** Start Data supplied **

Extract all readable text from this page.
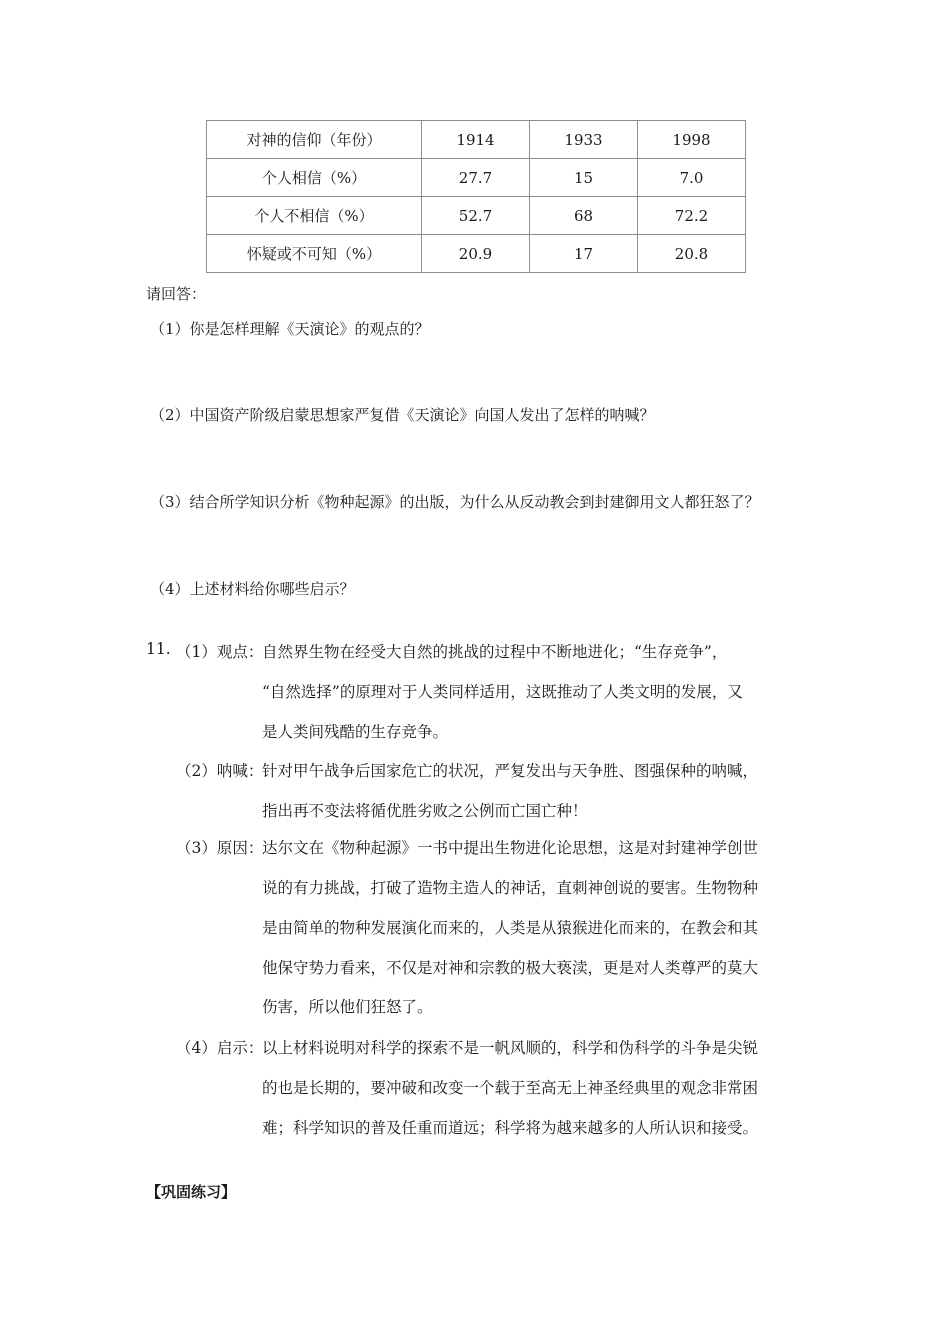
对神的信仰（年份）	1914	1933	1998
个人相信（%）	27.7	15	7.0
个人不相信（%）	52.7	68	72.2
怀疑或不可知（%）	20.9	17	20.8
请回答：
（1）你是怎样理解《天演论》的观点的？
（2）中国资产阶级启蒙思想家严复借《天演论》向国人发出了怎样的呐喊？
（3）结合所学知识分析《物种起源》的出版，为什么从反动教会到封建御用文人都狂怒了？
（4）上述材料给你哪些启示？
11. （1）观点：
自然界生物在经受大自然的挑战的过程中不断地进化；“生存竞争”，
“自然选择”的原理对于人类同样适用，这既推动了人类文明的发展，又
是人类间残酷的生存竞争。
（2）呐喊：
针对甲午战争后国家危亡的状况，严复发出与天争胜、图强保种的呐喊，
指出再不变法将循优胜劣败之公例而亡国亡种！
（3）原因：
达尔文在《物种起源》一书中提出生物进化论思想，这是对封建神学创世
说的有力挑战，打破了造物主造人的神话，直刺神创说的要害。生物物种
是由简单的物种发展演化而来的，人类是从猿猴进化而来的，在教会和其
他保守势力看来，不仅是对神和宗教的极大亵渎，更是对人类尊严的莫大
伤害，所以他们狂怒了。
（4）启示：
以上材料说明对科学的探索不是一帆风顺的，科学和伪科学的斗争是尖锐
的也是长期的，要冲破和改变一个载于至高无上神圣经典里的观念非常困
难；科学知识的普及任重而道远；科学将为越来越多的人所认识和接受。
【巩固练习】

** End Data supplied **

Set every line down exactly as written, leaving each picture out.

Extract all readable text from this page.
对神的信仰（年份）	1914	1933	1998
个人相信（%）	27.7	15	7.0
个人不相信（%）	52.7	68	72.2
怀疑或不可知（%）	20.9	17	20.8
请回答：
（1）你是怎样理解《天演论》的观点的？
（2）中国资产阶级启蒙思想家严复借《天演论》向国人发出了怎样的呐喊？
（3）结合所学知识分析《物种起源》的出版，为什么从反动教会到封建御用文人都狂怒了？
（4）上述材料给你哪些启示？
11. （1）观点：
自然界生物在经受大自然的挑战的过程中不断地进化；“生存竞争”，
“自然选择”的原理对于人类同样适用，这既推动了人类文明的发展，又
是人类间残酷的生存竞争。
（2）呐喊：
针对甲午战争后国家危亡的状况，严复发出与天争胜、图强保种的呐喊，
指出再不变法将循优胜劣败之公例而亡国亡种！
（3）原因：
达尔文在《物种起源》一书中提出生物进化论思想，这是对封建神学创世
说的有力挑战，打破了造物主造人的神话，直刺神创说的要害。生物物种
是由简单的物种发展演化而来的，人类是从猿猴进化而来的，在教会和其
他保守势力看来，不仅是对神和宗教的极大亵渎，更是对人类尊严的莫大
伤害，所以他们狂怒了。
（4）启示：
以上材料说明对科学的探索不是一帆风顺的，科学和伪科学的斗争是尖锐
的也是长期的，要冲破和改变一个载于至高无上神圣经典里的观念非常困
难；科学知识的普及任重而道远；科学将为越来越多的人所认识和接受。
【巩固练习】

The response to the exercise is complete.